— Start Extracted information —

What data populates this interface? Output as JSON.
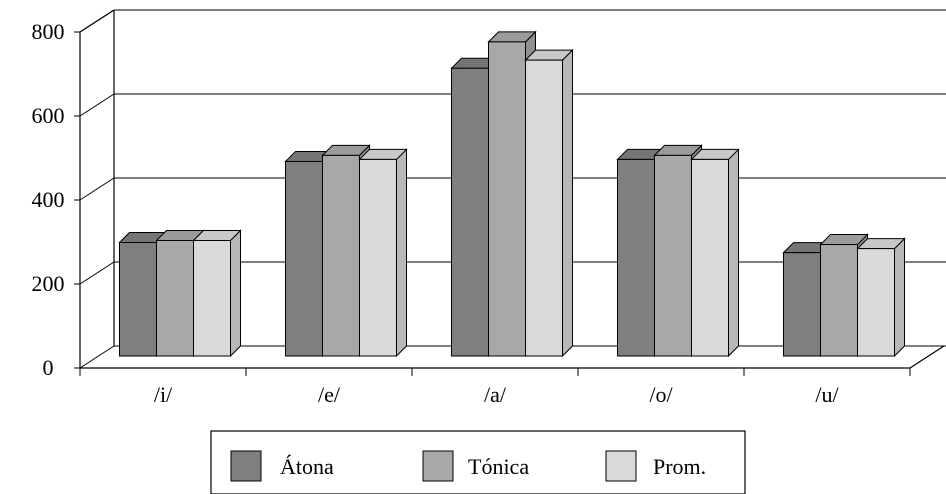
{
  "chart_data": {
    "type": "bar",
    "categories": [
      "/i/",
      "/e/",
      "/a/",
      "/o/",
      "/u/"
    ],
    "series": [
      {
        "name": "Átona",
        "values": [
          280,
          480,
          710,
          485,
          255
        ],
        "color": "#7f7f7f"
      },
      {
        "name": "Tónica",
        "values": [
          285,
          495,
          775,
          495,
          275
        ],
        "color": "#a8a8a8"
      },
      {
        "name": "Prom.",
        "values": [
          285,
          485,
          730,
          485,
          265
        ],
        "color": "#d9d9d9"
      }
    ],
    "y_ticks": [
      "0",
      "200",
      "400",
      "600",
      "800"
    ],
    "ylim": [
      0,
      800
    ],
    "grid": true,
    "legend_position": "bottom",
    "title": "",
    "xlabel": "",
    "ylabel": ""
  }
}
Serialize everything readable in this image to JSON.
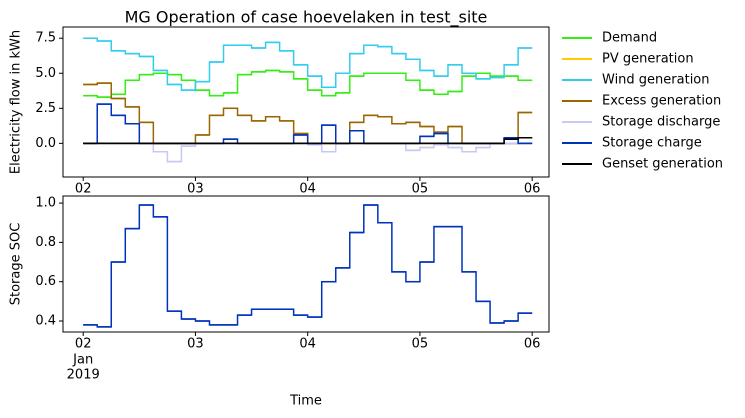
{
  "chart_data": [
    {
      "type": "line",
      "step": true,
      "title": "MG Operation of case hoevelaken in test_site",
      "ylabel": "Electricity flow in kWh",
      "legend": "outside right",
      "x": [
        2.0,
        2.125,
        2.25,
        2.375,
        2.5,
        2.625,
        2.75,
        2.875,
        3.0,
        3.125,
        3.25,
        3.375,
        3.5,
        3.625,
        3.75,
        3.875,
        4.0,
        4.125,
        4.25,
        4.375,
        4.5,
        4.625,
        4.75,
        4.875,
        5.0,
        5.125,
        5.25,
        5.375,
        5.5,
        5.625,
        5.75,
        5.875
      ],
      "xlim": [
        1.82,
        6.15
      ],
      "xticks": [
        {
          "value": 2,
          "label": "02"
        },
        {
          "value": 3,
          "label": "03"
        },
        {
          "value": 4,
          "label": "04"
        },
        {
          "value": 5,
          "label": "05"
        },
        {
          "value": 6,
          "label": "06"
        }
      ],
      "ylim": [
        -2.4,
        8.3
      ],
      "yticks": [
        {
          "value": 0,
          "label": "0.0"
        },
        2.5,
        {
          "value": 5,
          "label": "5.0"
        },
        7.5
      ],
      "series": [
        {
          "name": "Demand",
          "color": "#33ee11",
          "values": [
            3.4,
            3.3,
            3.5,
            4.5,
            4.9,
            5.0,
            4.9,
            4.5,
            3.8,
            3.4,
            3.6,
            4.9,
            5.1,
            5.2,
            5.1,
            4.6,
            3.8,
            3.4,
            3.6,
            4.8,
            5.0,
            5.0,
            5.0,
            4.5,
            3.8,
            3.5,
            3.7,
            4.8,
            5.0,
            4.8,
            4.8,
            4.5
          ]
        },
        {
          "name": "PV generation",
          "color": "#ffcc00",
          "values": [
            0,
            0,
            0,
            0,
            0,
            0,
            0,
            0,
            0,
            0,
            0,
            0,
            0,
            0,
            0,
            0,
            0,
            0,
            0,
            0,
            0,
            0,
            0,
            0,
            0,
            0,
            0,
            0,
            0,
            0,
            0,
            0
          ]
        },
        {
          "name": "Wind generation",
          "color": "#33ccee",
          "values": [
            7.5,
            7.3,
            6.6,
            6.4,
            6.2,
            5.2,
            4.2,
            3.8,
            4.4,
            5.8,
            7.0,
            7.0,
            6.8,
            7.2,
            6.6,
            5.6,
            4.8,
            4.0,
            5.0,
            6.4,
            7.0,
            6.9,
            6.4,
            6.0,
            5.2,
            4.8,
            5.6,
            5.0,
            4.6,
            4.7,
            5.6,
            6.8
          ]
        },
        {
          "name": "Excess generation",
          "color": "#996600",
          "values": [
            4.2,
            4.3,
            3.2,
            2.6,
            1.5,
            0,
            0,
            0,
            0.6,
            2.0,
            2.5,
            2.0,
            1.6,
            1.9,
            1.6,
            0.7,
            0,
            0,
            0,
            1.5,
            2.0,
            1.9,
            1.4,
            1.5,
            1.2,
            0.8,
            1.2,
            0,
            0,
            0,
            0,
            2.2
          ]
        },
        {
          "name": "Storage discharge",
          "color": "#c8c8f4",
          "values": [
            0,
            0,
            0,
            0,
            0,
            -0.6,
            -1.3,
            -0.2,
            0,
            0,
            0,
            0,
            0,
            0,
            0,
            0,
            -0.1,
            -0.6,
            0,
            0,
            0,
            0,
            0,
            -0.5,
            -0.3,
            -0.1,
            -0.3,
            -0.6,
            -0.3,
            0,
            0,
            0
          ]
        },
        {
          "name": "Storage charge",
          "color": "#0033bb",
          "values": [
            0,
            2.8,
            2.0,
            1.4,
            0,
            0,
            0,
            0,
            0,
            0,
            0.3,
            0,
            0,
            0,
            0,
            0.6,
            0,
            1.3,
            0,
            0.9,
            0,
            0,
            0,
            0,
            0.5,
            0.7,
            0,
            0,
            0,
            0,
            0.4,
            0
          ]
        },
        {
          "name": "Genset generation",
          "color": "#000000",
          "values": [
            0,
            0,
            0,
            0,
            0,
            0,
            0,
            0,
            0,
            0,
            0,
            0,
            0,
            0,
            0,
            0,
            0,
            0,
            0,
            0,
            0,
            0,
            0,
            0,
            0,
            0,
            0,
            0,
            0,
            0,
            0.3,
            0.4
          ]
        }
      ]
    },
    {
      "type": "line",
      "step": true,
      "ylabel": "Storage SOC",
      "xlabel": "Time",
      "x": [
        2.0,
        2.125,
        2.25,
        2.375,
        2.5,
        2.625,
        2.75,
        2.875,
        3.0,
        3.125,
        3.25,
        3.375,
        3.5,
        3.625,
        3.75,
        3.875,
        4.0,
        4.125,
        4.25,
        4.375,
        4.5,
        4.625,
        4.75,
        4.875,
        5.0,
        5.125,
        5.25,
        5.375,
        5.5,
        5.625,
        5.75,
        5.875
      ],
      "xlim": [
        1.82,
        6.15
      ],
      "xticks": [
        {
          "value": 2,
          "label": "02"
        },
        {
          "value": 3,
          "label": "03"
        },
        {
          "value": 4,
          "label": "04"
        },
        {
          "value": 5,
          "label": "05"
        },
        {
          "value": 6,
          "label": "06"
        }
      ],
      "xtick_extra": [
        "Jan",
        "2019"
      ],
      "ylim": [
        0.344,
        1.036
      ],
      "yticks": [
        0.4,
        0.6,
        0.8,
        {
          "value": 1,
          "label": "1.0"
        }
      ],
      "color": "#0033bb",
      "values": [
        0.38,
        0.37,
        0.7,
        0.87,
        0.99,
        0.93,
        0.45,
        0.41,
        0.4,
        0.38,
        0.38,
        0.43,
        0.46,
        0.46,
        0.46,
        0.43,
        0.42,
        0.6,
        0.67,
        0.85,
        0.99,
        0.9,
        0.65,
        0.6,
        0.7,
        0.88,
        0.88,
        0.65,
        0.5,
        0.39,
        0.4,
        0.44
      ]
    }
  ]
}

— End Extracted information —

Search the listing above for the string "JSON". Copy every line that contains it.

What data populates this interface? Output as JSON.
Serialize everything readable in this image to JSON.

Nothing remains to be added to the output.